[Data for processing start]
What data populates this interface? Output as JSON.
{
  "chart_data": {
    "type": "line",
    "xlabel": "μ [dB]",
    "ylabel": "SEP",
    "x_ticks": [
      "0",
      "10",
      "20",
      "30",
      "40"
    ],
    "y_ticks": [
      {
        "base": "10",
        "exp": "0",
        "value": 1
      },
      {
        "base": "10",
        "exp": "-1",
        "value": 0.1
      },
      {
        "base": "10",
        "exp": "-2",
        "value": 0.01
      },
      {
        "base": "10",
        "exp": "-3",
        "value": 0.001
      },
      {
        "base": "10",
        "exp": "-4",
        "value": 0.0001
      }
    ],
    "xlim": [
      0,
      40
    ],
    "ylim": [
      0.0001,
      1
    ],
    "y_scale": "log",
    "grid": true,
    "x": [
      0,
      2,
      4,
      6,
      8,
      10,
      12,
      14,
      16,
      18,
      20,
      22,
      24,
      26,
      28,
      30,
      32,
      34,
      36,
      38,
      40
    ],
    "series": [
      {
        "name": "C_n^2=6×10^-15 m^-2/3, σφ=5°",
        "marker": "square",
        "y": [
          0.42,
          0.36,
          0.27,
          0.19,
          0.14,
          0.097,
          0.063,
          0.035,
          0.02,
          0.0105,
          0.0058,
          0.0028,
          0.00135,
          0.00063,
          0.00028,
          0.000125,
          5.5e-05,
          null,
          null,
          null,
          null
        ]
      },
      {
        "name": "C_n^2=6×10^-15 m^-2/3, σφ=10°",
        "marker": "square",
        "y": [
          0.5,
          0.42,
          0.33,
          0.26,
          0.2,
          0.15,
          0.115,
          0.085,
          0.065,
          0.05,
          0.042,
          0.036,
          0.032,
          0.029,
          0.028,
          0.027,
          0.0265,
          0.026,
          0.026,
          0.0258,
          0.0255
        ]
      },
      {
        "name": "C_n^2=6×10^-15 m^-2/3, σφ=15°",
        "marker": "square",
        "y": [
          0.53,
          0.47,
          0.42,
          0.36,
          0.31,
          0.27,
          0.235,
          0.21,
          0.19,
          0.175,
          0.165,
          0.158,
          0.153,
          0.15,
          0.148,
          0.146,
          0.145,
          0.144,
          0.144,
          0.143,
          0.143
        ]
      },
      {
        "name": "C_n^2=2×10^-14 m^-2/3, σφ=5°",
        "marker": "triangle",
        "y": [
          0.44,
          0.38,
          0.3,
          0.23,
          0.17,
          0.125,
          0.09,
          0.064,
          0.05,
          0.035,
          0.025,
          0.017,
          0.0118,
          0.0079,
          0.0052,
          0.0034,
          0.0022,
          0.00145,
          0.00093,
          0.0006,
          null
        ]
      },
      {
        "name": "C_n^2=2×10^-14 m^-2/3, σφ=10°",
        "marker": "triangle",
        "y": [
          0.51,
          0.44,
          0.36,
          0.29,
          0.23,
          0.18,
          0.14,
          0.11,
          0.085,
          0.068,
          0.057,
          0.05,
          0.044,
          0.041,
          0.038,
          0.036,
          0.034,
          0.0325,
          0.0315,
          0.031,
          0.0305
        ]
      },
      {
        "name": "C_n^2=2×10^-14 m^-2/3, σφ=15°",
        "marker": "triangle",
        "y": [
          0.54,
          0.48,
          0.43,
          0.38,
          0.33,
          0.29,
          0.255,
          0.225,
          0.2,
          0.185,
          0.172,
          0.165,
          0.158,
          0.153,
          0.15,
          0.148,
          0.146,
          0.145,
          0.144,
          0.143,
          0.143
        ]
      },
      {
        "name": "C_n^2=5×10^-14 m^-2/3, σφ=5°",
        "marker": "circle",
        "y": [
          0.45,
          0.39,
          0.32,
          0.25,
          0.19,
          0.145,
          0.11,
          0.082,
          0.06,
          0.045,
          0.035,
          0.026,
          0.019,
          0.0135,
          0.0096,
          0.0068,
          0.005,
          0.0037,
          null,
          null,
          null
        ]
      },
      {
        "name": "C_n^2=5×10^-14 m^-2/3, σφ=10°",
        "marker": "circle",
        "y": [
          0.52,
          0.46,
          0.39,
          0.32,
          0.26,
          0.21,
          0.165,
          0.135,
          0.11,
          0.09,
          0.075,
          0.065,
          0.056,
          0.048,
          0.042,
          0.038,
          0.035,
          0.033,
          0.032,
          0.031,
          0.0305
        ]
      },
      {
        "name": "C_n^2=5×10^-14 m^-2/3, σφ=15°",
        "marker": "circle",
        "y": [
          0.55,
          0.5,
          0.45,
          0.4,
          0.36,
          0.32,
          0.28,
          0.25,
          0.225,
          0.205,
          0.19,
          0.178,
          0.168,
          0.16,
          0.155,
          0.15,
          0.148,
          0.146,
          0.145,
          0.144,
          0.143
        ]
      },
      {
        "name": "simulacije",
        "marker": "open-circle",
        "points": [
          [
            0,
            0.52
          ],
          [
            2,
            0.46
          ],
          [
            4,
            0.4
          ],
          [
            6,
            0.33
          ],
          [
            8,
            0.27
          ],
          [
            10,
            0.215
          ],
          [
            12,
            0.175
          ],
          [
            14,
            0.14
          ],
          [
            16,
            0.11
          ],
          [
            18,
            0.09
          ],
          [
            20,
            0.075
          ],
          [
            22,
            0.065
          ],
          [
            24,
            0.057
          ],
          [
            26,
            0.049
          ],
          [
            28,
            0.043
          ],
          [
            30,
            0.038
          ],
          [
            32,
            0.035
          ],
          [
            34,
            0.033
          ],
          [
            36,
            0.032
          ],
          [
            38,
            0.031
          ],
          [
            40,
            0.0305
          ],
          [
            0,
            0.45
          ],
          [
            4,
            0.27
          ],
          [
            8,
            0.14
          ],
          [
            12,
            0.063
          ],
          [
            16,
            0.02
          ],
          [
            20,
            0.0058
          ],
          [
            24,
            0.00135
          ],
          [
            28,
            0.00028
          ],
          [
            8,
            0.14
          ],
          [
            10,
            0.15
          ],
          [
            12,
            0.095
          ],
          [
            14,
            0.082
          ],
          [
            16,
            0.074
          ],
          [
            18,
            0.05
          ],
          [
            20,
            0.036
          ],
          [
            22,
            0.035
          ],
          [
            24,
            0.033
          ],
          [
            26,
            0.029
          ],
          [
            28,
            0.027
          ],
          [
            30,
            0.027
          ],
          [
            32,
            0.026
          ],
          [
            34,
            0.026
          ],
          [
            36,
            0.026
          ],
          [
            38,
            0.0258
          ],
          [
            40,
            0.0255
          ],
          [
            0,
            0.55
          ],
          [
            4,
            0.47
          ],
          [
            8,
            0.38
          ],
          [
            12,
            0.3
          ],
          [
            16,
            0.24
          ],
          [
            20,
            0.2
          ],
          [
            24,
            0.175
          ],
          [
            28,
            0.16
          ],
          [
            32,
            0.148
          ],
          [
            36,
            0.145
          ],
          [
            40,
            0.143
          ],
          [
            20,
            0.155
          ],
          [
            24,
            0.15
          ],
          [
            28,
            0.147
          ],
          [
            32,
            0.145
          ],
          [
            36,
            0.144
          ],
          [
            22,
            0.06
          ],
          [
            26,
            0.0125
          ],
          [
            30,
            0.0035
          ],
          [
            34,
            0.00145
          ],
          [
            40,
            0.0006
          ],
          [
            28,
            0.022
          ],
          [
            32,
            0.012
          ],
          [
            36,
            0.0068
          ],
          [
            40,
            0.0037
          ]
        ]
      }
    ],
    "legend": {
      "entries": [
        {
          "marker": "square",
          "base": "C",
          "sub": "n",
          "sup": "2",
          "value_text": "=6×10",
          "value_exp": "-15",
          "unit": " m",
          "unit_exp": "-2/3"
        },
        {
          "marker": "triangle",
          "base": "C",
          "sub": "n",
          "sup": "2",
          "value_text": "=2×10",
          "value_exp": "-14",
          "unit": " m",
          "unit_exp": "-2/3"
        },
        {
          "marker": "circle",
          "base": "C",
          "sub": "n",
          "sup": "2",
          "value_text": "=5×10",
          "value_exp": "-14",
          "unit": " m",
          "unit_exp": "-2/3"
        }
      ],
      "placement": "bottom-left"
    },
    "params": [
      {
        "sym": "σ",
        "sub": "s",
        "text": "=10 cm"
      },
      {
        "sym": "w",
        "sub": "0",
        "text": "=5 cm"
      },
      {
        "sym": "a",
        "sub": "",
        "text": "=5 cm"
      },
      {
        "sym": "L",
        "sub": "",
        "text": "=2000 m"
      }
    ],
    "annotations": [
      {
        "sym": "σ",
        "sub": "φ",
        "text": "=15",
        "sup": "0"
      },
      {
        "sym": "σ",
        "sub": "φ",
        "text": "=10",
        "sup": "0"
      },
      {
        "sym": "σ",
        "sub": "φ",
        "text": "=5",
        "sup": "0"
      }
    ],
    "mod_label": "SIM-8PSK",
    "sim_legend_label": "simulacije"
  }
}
[Data for processing end]
[Data for processing start]
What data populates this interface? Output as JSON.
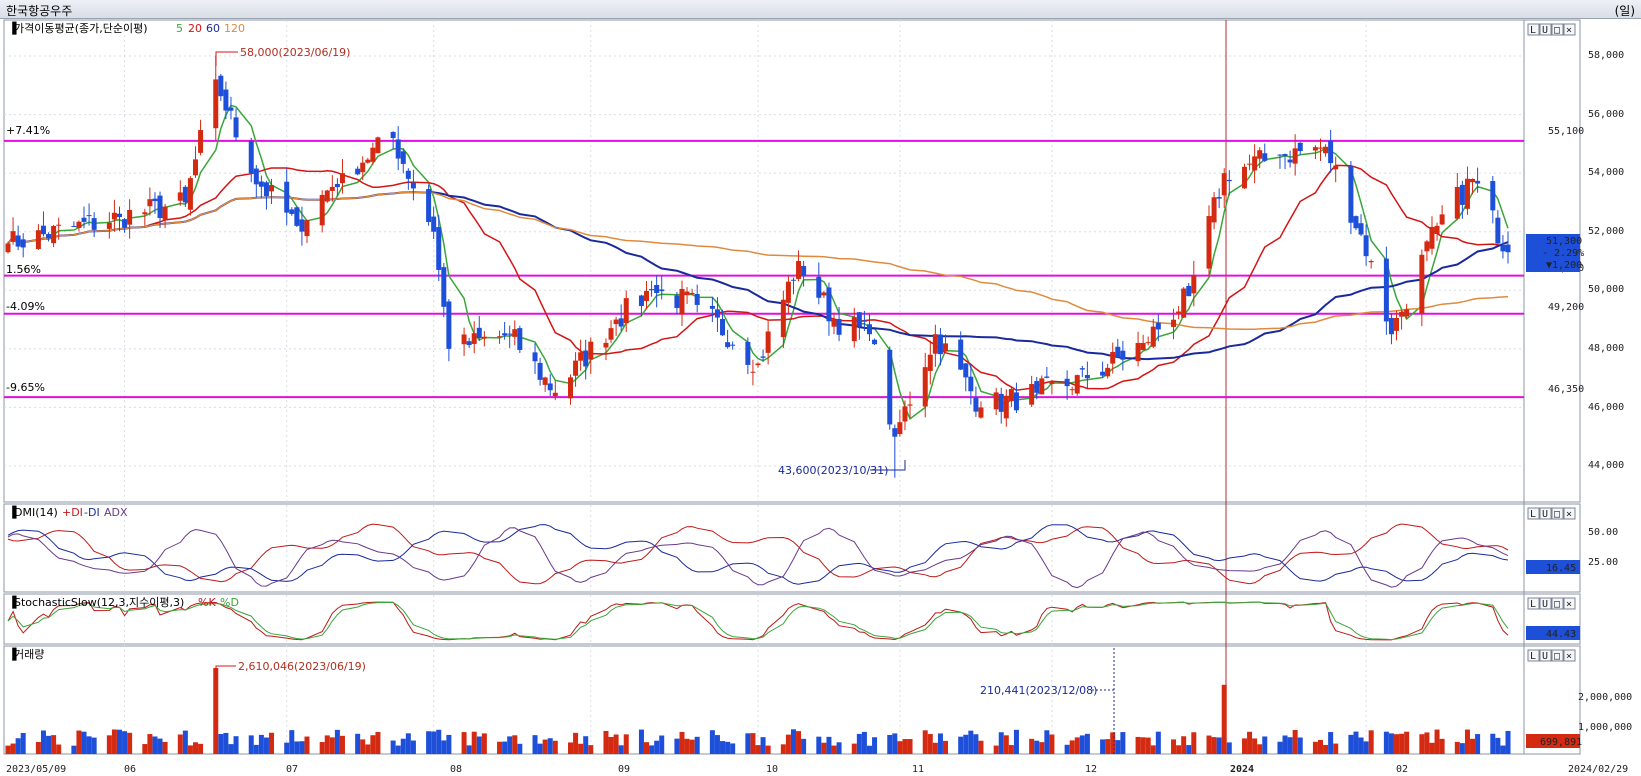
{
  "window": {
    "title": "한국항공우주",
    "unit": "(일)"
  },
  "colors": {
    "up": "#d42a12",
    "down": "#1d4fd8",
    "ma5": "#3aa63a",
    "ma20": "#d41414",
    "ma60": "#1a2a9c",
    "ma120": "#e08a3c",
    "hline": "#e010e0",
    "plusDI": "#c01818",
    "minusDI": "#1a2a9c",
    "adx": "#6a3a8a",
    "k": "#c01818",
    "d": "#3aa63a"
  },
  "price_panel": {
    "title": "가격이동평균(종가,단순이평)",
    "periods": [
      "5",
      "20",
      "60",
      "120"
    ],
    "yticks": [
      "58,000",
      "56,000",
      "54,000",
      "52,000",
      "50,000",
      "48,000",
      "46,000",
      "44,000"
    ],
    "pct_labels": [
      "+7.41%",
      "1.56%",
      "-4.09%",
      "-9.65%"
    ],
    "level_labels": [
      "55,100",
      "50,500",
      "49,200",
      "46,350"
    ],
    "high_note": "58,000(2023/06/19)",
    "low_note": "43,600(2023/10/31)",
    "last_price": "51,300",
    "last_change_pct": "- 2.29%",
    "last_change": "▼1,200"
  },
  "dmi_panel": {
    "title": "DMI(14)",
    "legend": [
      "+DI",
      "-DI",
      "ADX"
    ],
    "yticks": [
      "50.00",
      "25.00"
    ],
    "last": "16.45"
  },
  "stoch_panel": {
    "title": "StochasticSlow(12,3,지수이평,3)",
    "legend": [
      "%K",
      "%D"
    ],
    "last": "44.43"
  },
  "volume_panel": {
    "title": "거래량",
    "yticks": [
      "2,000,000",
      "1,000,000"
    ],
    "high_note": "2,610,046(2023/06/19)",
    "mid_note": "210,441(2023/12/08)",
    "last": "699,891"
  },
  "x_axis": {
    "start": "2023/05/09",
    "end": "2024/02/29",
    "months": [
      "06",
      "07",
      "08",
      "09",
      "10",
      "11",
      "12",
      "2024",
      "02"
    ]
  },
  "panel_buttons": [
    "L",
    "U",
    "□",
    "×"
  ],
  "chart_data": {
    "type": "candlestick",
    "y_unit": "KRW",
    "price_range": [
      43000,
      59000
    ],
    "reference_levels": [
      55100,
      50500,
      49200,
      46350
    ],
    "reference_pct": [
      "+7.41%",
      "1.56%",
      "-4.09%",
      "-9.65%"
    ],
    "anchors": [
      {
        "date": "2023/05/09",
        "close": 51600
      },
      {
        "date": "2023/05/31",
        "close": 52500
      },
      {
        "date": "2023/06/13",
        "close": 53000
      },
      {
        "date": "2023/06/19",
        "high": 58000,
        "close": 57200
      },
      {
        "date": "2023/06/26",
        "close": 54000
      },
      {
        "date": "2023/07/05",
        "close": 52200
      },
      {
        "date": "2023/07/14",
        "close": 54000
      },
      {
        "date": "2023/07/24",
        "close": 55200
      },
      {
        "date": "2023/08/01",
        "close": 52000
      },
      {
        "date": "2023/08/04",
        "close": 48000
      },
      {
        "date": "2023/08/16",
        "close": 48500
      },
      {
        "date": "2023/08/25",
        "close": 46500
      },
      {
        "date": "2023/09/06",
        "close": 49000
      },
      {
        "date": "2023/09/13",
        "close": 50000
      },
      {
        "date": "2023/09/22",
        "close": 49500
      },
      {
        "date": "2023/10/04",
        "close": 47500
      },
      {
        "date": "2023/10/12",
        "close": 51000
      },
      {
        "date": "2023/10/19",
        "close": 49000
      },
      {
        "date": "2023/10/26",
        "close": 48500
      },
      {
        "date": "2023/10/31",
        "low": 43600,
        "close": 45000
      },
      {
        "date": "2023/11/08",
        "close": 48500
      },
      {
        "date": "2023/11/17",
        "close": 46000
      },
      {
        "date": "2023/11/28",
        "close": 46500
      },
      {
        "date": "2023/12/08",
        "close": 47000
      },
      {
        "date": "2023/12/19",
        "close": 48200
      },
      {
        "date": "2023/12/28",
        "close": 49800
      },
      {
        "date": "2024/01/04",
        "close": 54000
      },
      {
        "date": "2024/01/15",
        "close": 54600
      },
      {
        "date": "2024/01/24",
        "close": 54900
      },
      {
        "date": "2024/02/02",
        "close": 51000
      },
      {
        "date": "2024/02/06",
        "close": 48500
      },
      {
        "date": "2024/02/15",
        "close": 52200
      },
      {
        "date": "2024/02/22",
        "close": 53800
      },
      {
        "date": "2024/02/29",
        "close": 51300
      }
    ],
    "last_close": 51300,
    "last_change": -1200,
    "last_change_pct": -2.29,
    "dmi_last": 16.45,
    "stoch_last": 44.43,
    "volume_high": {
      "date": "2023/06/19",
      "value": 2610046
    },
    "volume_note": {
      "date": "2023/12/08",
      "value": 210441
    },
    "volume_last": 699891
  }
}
[Data for processing end]
_Aim of the task_
Filter the records down to the lines that contain the string "simulacije", and copy those lines.

_Answer for this exercise_
        "name": "simulacije",
    "sim_legend_label": "simulacije"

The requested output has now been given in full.